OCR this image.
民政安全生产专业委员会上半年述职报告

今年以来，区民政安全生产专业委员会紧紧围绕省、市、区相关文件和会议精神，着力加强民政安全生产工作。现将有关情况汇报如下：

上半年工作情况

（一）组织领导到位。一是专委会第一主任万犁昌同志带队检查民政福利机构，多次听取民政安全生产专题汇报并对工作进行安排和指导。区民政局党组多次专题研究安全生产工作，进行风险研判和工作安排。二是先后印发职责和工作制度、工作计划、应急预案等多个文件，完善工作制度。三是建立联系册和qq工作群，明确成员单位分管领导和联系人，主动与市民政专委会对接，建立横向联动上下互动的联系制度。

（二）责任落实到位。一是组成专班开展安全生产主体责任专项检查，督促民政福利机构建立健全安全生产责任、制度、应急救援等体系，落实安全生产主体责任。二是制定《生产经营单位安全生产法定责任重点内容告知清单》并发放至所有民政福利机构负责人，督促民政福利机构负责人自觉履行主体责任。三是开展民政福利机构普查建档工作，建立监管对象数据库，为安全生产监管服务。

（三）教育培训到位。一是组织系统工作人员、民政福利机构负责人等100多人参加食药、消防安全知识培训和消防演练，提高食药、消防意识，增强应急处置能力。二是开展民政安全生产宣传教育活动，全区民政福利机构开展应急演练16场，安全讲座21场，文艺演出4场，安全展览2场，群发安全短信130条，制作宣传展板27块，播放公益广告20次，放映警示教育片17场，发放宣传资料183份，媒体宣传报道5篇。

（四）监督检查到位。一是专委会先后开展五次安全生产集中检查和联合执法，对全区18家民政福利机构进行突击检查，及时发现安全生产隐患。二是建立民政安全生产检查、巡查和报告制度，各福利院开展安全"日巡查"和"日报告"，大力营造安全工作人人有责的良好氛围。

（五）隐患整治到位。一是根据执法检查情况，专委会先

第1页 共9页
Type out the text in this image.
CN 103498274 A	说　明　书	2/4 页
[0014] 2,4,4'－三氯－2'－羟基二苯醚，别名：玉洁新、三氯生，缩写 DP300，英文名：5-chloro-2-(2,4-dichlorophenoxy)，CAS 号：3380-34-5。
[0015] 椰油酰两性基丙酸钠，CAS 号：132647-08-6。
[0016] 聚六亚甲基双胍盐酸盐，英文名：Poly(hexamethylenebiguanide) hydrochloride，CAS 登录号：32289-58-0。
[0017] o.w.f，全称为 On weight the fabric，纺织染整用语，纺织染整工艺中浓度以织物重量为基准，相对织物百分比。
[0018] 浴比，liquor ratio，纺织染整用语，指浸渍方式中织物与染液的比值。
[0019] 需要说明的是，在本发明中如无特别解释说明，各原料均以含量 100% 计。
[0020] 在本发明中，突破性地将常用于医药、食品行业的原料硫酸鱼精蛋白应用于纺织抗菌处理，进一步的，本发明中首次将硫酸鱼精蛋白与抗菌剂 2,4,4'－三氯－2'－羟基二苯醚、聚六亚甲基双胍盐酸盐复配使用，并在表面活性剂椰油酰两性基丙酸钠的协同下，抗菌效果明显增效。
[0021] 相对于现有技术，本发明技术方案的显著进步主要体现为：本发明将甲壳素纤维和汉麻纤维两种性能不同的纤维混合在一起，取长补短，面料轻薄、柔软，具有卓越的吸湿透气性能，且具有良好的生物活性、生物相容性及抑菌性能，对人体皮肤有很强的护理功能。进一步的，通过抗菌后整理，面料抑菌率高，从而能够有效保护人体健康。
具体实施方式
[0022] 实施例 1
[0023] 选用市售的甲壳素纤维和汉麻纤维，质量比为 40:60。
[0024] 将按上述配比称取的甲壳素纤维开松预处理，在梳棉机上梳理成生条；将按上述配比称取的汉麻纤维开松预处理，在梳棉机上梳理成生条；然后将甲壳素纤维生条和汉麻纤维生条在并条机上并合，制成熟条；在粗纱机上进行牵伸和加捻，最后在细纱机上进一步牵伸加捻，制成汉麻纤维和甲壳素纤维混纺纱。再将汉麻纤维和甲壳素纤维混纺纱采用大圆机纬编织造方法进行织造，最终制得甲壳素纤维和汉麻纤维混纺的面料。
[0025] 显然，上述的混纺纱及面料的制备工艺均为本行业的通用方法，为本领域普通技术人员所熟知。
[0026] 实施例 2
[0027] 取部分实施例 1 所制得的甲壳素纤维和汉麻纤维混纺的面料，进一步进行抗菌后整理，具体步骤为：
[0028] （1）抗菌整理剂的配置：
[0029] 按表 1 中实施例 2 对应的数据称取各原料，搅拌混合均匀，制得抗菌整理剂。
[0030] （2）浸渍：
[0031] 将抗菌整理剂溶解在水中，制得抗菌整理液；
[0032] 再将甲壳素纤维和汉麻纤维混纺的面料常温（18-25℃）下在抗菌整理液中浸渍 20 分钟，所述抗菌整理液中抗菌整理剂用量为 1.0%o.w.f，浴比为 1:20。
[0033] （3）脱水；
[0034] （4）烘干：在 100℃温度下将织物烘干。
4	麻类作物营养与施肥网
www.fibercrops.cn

◆ ◆ ◆ ◆ ◆ ◆ ◆

_STATED EXERCISE_. Each line of the material above needs to be quoted exactly, please.

_WRITTEN SOLUTION_.
OCR this image.
民政安全生产专业委员会上半年述职报告

今年以来，区民政安全生产专业委员会紧紧围绕省、市、区相关文件和会议精神，着力加强民政安全生产工作。现将有关情况汇报如下：

上半年工作情况

（一）组织领导到位。一是专委会第一主任万犁昌同志带队检查民政福利机构，多次听取民政安全生产专题汇报并对工作进行安排和指导。区民政局党组多次专题研究安全生产工作，进行风险研判和工作安排。二是先后印发职责和工作制度、工作计划、应急预案等多个文件，完善工作制度。三是建立联系册和qq工作群，明确成员单位分管领导和联系人，主动与市民政专委会对接，建立横向联动上下互动的联系制度。

（二）责任落实到位。一是组成专班开展安全生产主体责任专项检查，督促民政福利机构建立健全安全生产责任、制度、应急救援等体系，落实安全生产主体责任。二是制定《生产经营单位安全生产法定责任重点内容告知清单》并发放至所有民政福利机构负责人，督促民政福利机构负责人自觉履行主体责任。三是开展民政福利机构普查建档工作，建立监管对象数据库，为安全生产监管服务。

（三）教育培训到位。一是组织系统工作人员、民政福利机构负责人等100多人参加食药、消防安全知识培训和消防演练，提高食药、消防意识，增强应急处置能力。二是开展民政安全生产宣传教育活动，全区民政福利机构开展应急演练16场，安全讲座21场，文艺演出4场，安全展览2场，群发安全短信130条，制作宣传展板27块，播放公益广告20次，放映警示教育片17场，发放宣传资料183份，媒体宣传报道5篇。

（四）监督检查到位。一是专委会先后开展五次安全生产集中检查和联合执法，对全区18家民政福利机构进行突击检查，及时发现安全生产隐患。二是建立民政安全生产检查、巡查和报告制度，各福利院开展安全"日巡查"和"日报告"，大力营造安全工作人人有责的良好氛围。

（五）隐患整治到位。一是根据执法检查情况，专委会先

第1页 共9页
Type out the text in this image.
CN 103498274 A	说　明　书	2/4 页
[0014] 2,4,4'－三氯－2'－羟基二苯醚，别名：玉洁新、三氯生，缩写 DP300，英文名：5-chloro-2-(2,4-dichlorophenoxy)，CAS 号：3380-34-5。
[0015] 椰油酰两性基丙酸钠，CAS 号：132647-08-6。
[0016] 聚六亚甲基双胍盐酸盐，英文名：Poly(hexamethylenebiguanide) hydrochloride，CAS 登录号：32289-58-0。
[0017] o.w.f，全称为 On weight the fabric，纺织染整用语，纺织染整工艺中浓度以织物重量为基准，相对织物百分比。
[0018] 浴比，liquor ratio，纺织染整用语，指浸渍方式中织物与染液的比值。
[0019] 需要说明的是，在本发明中如无特别解释说明，各原料均以含量 100% 计。
[0020] 在本发明中，突破性地将常用于医药、食品行业的原料硫酸鱼精蛋白应用于纺织抗菌处理，进一步的，本发明中首次将硫酸鱼精蛋白与抗菌剂 2,4,4'－三氯－2'－羟基二苯醚、聚六亚甲基双胍盐酸盐复配使用，并在表面活性剂椰油酰两性基丙酸钠的协同下，抗菌效果明显增效。
[0021] 相对于现有技术，本发明技术方案的显著进步主要体现为：本发明将甲壳素纤维和汉麻纤维两种性能不同的纤维混合在一起，取长补短，面料轻薄、柔软，具有卓越的吸湿透气性能，且具有良好的生物活性、生物相容性及抑菌性能，对人体皮肤有很强的护理功能。进一步的，通过抗菌后整理，面料抑菌率高，从而能够有效保护人体健康。
具体实施方式
[0022] 实施例 1
[0023] 选用市售的甲壳素纤维和汉麻纤维，质量比为 40:60。
[0024] 将按上述配比称取的甲壳素纤维开松预处理，在梳棉机上梳理成生条；将按上述配比称取的汉麻纤维开松预处理，在梳棉机上梳理成生条；然后将甲壳素纤维生条和汉麻纤维生条在并条机上并合，制成熟条；在粗纱机上进行牵伸和加捻，最后在细纱机上进一步牵伸加捻，制成汉麻纤维和甲壳素纤维混纺纱。再将汉麻纤维和甲壳素纤维混纺纱采用大圆机纬编织造方法进行织造，最终制得甲壳素纤维和汉麻纤维混纺的面料。
[0025] 显然，上述的混纺纱及面料的制备工艺均为本行业的通用方法，为本领域普通技术人员所熟知。
[0026] 实施例 2
[0027] 取部分实施例 1 所制得的甲壳素纤维和汉麻纤维混纺的面料，进一步进行抗菌后整理，具体步骤为：
[0028] （1）抗菌整理剂的配置：
[0029] 按表 1 中实施例 2 对应的数据称取各原料，搅拌混合均匀，制得抗菌整理剂。
[0030] （2）浸渍：
[0031] 将抗菌整理剂溶解在水中，制得抗菌整理液；
[0032] 再将甲壳素纤维和汉麻纤维混纺的面料常温（18-25℃）下在抗菌整理液中浸渍 20 分钟，所述抗菌整理液中抗菌整理剂用量为 1.0%o.w.f，浴比为 1:20。
[0033] （3）脱水；
[0034] （4）烘干：在 100℃温度下将织物烘干。
4	麻类作物营养与施肥网
www.fibercrops.cn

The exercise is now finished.